Copy out the data exactly, leaving the pictures behind.
## Start
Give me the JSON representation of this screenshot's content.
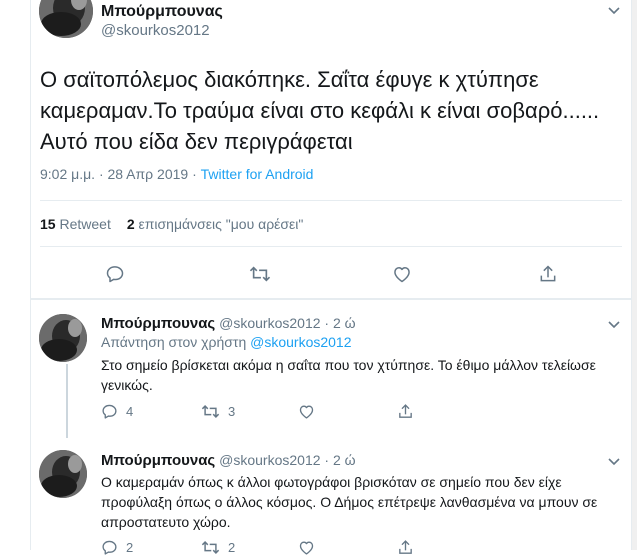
{
  "main_tweet": {
    "author_name": "Μπούρμπουνας",
    "author_handle": "@skourkos2012",
    "text": "Ο σαϊτοπόλεμος διακόπηκε. Σαΐτα έφυγε κ χτύπησε καμεραμαν.Το τραύμα είναι στο κεφάλι κ είναι σοβαρό...... Αυτό που είδα δεν περιγράφεται",
    "timestamp": "9:02 μ.μ. · 28 Απρ 2019 · ",
    "source": "Twitter for Android",
    "retweet_count": "15",
    "retweet_label": "Retweet",
    "like_count": "2",
    "like_label": "επισημάνσεις \"μου αρέσει\""
  },
  "replies": [
    {
      "author_name": "Μπούρμπουνας",
      "author_handle": "@skourkos2012 · 2 ώ",
      "reply_to_prefix": "Απάντηση στον χρήστη ",
      "reply_to_handle": "@skourkos2012",
      "text": "Στο σημείο βρίσκεται ακόμα η σαΐτα που τον χτύπησε. Το έθιμο μάλλον τελείωσε γενικώς.",
      "reply_count": "4",
      "retweet_count": "3"
    },
    {
      "author_name": "Μπούρμπουνας",
      "author_handle": "@skourkos2012 · 2 ώ",
      "text": "Ο καμεραμάν όπως κ άλλοι φωτογράφοι βρισκόταν σε σημείο που δεν είχε προφύλαξη όπως ο άλλος κόσμος. Ο Δήμος επέτρεψε λανθασμένα να μπουν σε απροστατευτο χώρο.",
      "reply_count": "2",
      "retweet_count": "2"
    }
  ],
  "colors": {
    "link": "#1da1f2",
    "muted": "#657786",
    "text": "#14171a",
    "divider": "#e6ecf0"
  },
  "icons": [
    "reply-icon",
    "retweet-icon",
    "like-icon",
    "share-icon",
    "caret-down-icon"
  ]
}
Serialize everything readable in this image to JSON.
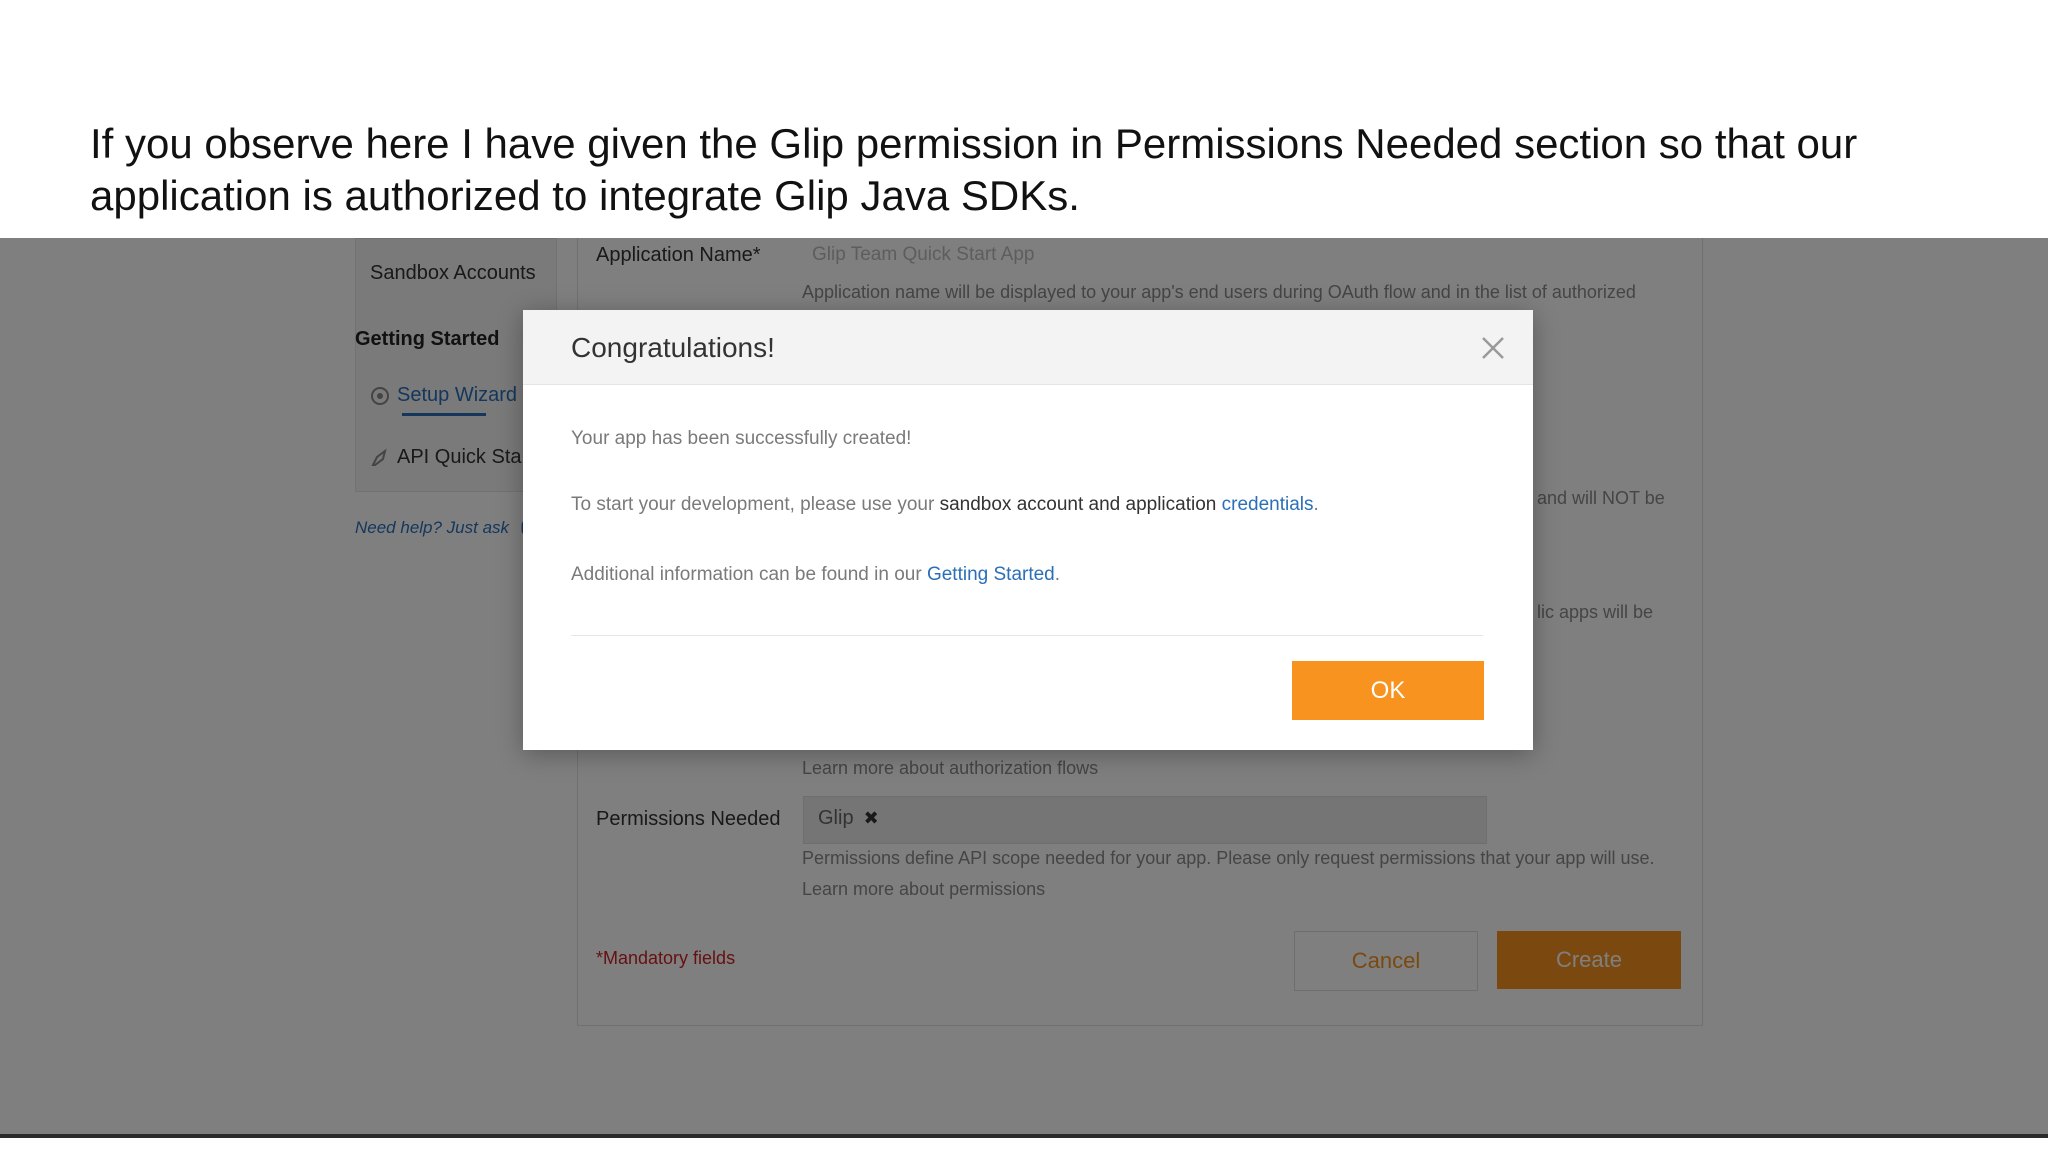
{
  "caption": "If you observe here I have given the Glip permission in Permissions Needed section so that our application is authorized to integrate Glip Java SDKs.",
  "sidebar": {
    "sandbox_accounts": "Sandbox Accounts",
    "getting_started": "Getting Started",
    "setup_wizard": "Setup Wizard",
    "api_quick_start": "API Quick Sta",
    "need_help": "Need help? Just ask"
  },
  "form": {
    "app_name_label": "Application Name*",
    "app_name_value": "Glip Team Quick Start App",
    "app_name_help": "Application name will be displayed to your app's end users during OAuth flow and in the list of authorized",
    "side_text_1": "and will NOT be",
    "side_text_2": "lic apps will be",
    "auth_flows_help": "Learn more about authorization flows",
    "permissions_label": "Permissions Needed",
    "permission_chip": "Glip",
    "permission_remove": "✖",
    "permissions_help": "Permissions define API scope needed for your app. Please only request permissions that your app will use.",
    "permissions_learn": "Learn more about permissions",
    "mandatory": "*Mandatory fields",
    "cancel_label": "Cancel",
    "create_label": "Create"
  },
  "modal": {
    "title": "Congratulations!",
    "line1": "Your app has been successfully created!",
    "line2_prefix": "To start your development, please use your ",
    "line2_dark": "sandbox account and application ",
    "line2_link": "credentials",
    "line2_suffix": ".",
    "line3_prefix": "Additional information can be found in our ",
    "line3_link": "Getting Started",
    "line3_suffix": ".",
    "ok_label": "OK"
  },
  "colors": {
    "accent_orange": "#f7931e",
    "link_blue": "#2b6fb8",
    "overlay": "rgba(0,0,0,0.5)"
  }
}
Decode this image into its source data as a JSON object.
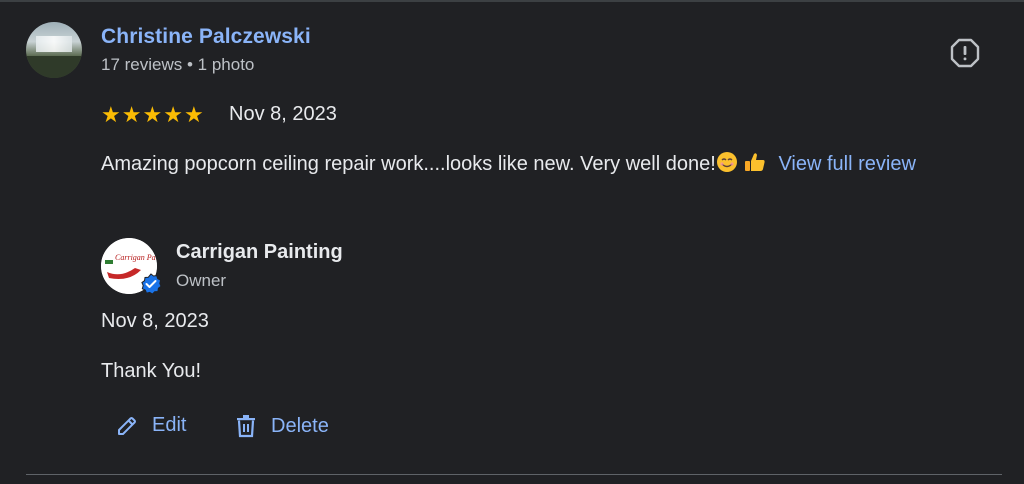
{
  "review": {
    "reviewer_name": "Christine Palczewski",
    "reviewer_meta": "17 reviews • 1 photo",
    "rating": 5,
    "date": "Nov 8, 2023",
    "text": "Amazing popcorn ceiling repair work....looks like new. Very well done!",
    "emojis": [
      "smiling-face",
      "thumbs-up"
    ],
    "view_full_label": "View full review"
  },
  "owner_reply": {
    "owner_name": "Carrigan Painting",
    "logo_text": "Carrigan Painting",
    "owner_role": "Owner",
    "date": "Nov 8, 2023",
    "text": "Thank You!"
  },
  "actions": {
    "edit_label": "Edit",
    "delete_label": "Delete"
  },
  "icons": {
    "report": "report-icon",
    "star": "star-icon",
    "edit": "pencil-icon",
    "delete": "trash-icon",
    "verified": "verified-badge-icon"
  },
  "colors": {
    "background": "#202124",
    "link": "#8ab4f8",
    "star": "#fbbc04",
    "verified": "#1a73e8"
  }
}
## End
Written reply:
Give me the JSON representation of this screenshot's content.
{
  "main_tweet": {
    "author_name": "Μπούρμπουνας",
    "author_handle": "@skourkos2012",
    "text": "Ο σαϊτοπόλεμος διακόπηκε. Σαΐτα έφυγε κ χτύπησε καμεραμαν.Το τραύμα είναι στο κεφάλι κ είναι σοβαρό...... Αυτό που είδα δεν περιγράφεται",
    "timestamp": "9:02 μ.μ. · 28 Απρ 2019 · ",
    "source": "Twitter for Android",
    "retweet_count": "15",
    "retweet_label": "Retweet",
    "like_count": "2",
    "like_label": "επισημάνσεις \"μου αρέσει\""
  },
  "replies": [
    {
      "author_name": "Μπούρμπουνας",
      "author_handle": "@skourkos2012 · 2 ώ",
      "reply_to_prefix": "Απάντηση στον χρήστη ",
      "reply_to_handle": "@skourkos2012",
      "text": "Στο σημείο βρίσκεται ακόμα η σαΐτα που τον χτύπησε. Το έθιμο μάλλον τελείωσε γενικώς.",
      "reply_count": "4",
      "retweet_count": "3"
    },
    {
      "author_name": "Μπούρμπουνας",
      "author_handle": "@skourkos2012 · 2 ώ",
      "text": "Ο καμεραμάν όπως κ άλλοι φωτογράφοι βρισκόταν σε σημείο που δεν είχε προφύλαξη όπως ο άλλος κόσμος. Ο Δήμος επέτρεψε λανθασμένα να μπουν σε απροστατευτο χώρο.",
      "reply_count": "2",
      "retweet_count": "2"
    }
  ],
  "colors": {
    "link": "#1da1f2",
    "muted": "#657786",
    "text": "#14171a",
    "divider": "#e6ecf0"
  },
  "icons": [
    "reply-icon",
    "retweet-icon",
    "like-icon",
    "share-icon",
    "caret-down-icon"
  ]
}
Serialize everything readable in this image to JSON.
{
  "caption": "If you observe here I have given the Glip permission in Permissions Needed section so that our application is authorized to integrate Glip Java SDKs.",
  "sidebar": {
    "sandbox_accounts": "Sandbox Accounts",
    "getting_started": "Getting Started",
    "setup_wizard": "Setup Wizard",
    "api_quick_start": "API Quick Sta",
    "need_help": "Need help? Just ask"
  },
  "form": {
    "app_name_label": "Application Name*",
    "app_name_value": "Glip Team Quick Start App",
    "app_name_help": "Application name will be displayed to your app's end users during OAuth flow and in the list of authorized",
    "side_text_1": "and will NOT be",
    "side_text_2": "lic apps will be",
    "auth_flows_help": "Learn more about authorization flows",
    "permissions_label": "Permissions Needed",
    "permission_chip": "Glip",
    "permission_remove": "✖",
    "permissions_help": "Permissions define API scope needed for your app. Please only request permissions that your app will use.",
    "permissions_learn": "Learn more about permissions",
    "mandatory": "*Mandatory fields",
    "cancel_label": "Cancel",
    "create_label": "Create"
  },
  "modal": {
    "title": "Congratulations!",
    "line1": "Your app has been successfully created!",
    "line2_prefix": "To start your development, please use your ",
    "line2_dark": "sandbox account and application ",
    "line2_link": "credentials",
    "line2_suffix": ".",
    "line3_prefix": "Additional information can be found in our ",
    "line3_link": "Getting Started",
    "line3_suffix": ".",
    "ok_label": "OK"
  },
  "colors": {
    "accent_orange": "#f7931e",
    "link_blue": "#2b6fb8",
    "overlay": "rgba(0,0,0,0.5)"
  }
}
Decode this image into its source data as a JSON object.
{
  "review": {
    "reviewer_name": "Christine Palczewski",
    "reviewer_meta": "17 reviews • 1 photo",
    "rating": 5,
    "date": "Nov 8, 2023",
    "text": "Amazing popcorn ceiling repair work....looks like new. Very well done!",
    "emojis": [
      "smiling-face",
      "thumbs-up"
    ],
    "view_full_label": "View full review"
  },
  "owner_reply": {
    "owner_name": "Carrigan Painting",
    "logo_text": "Carrigan Painting",
    "owner_role": "Owner",
    "date": "Nov 8, 2023",
    "text": "Thank You!"
  },
  "actions": {
    "edit_label": "Edit",
    "delete_label": "Delete"
  },
  "icons": {
    "report": "report-icon",
    "star": "star-icon",
    "edit": "pencil-icon",
    "delete": "trash-icon",
    "verified": "verified-badge-icon"
  },
  "colors": {
    "background": "#202124",
    "link": "#8ab4f8",
    "star": "#fbbc04",
    "verified": "#1a73e8"
  }
}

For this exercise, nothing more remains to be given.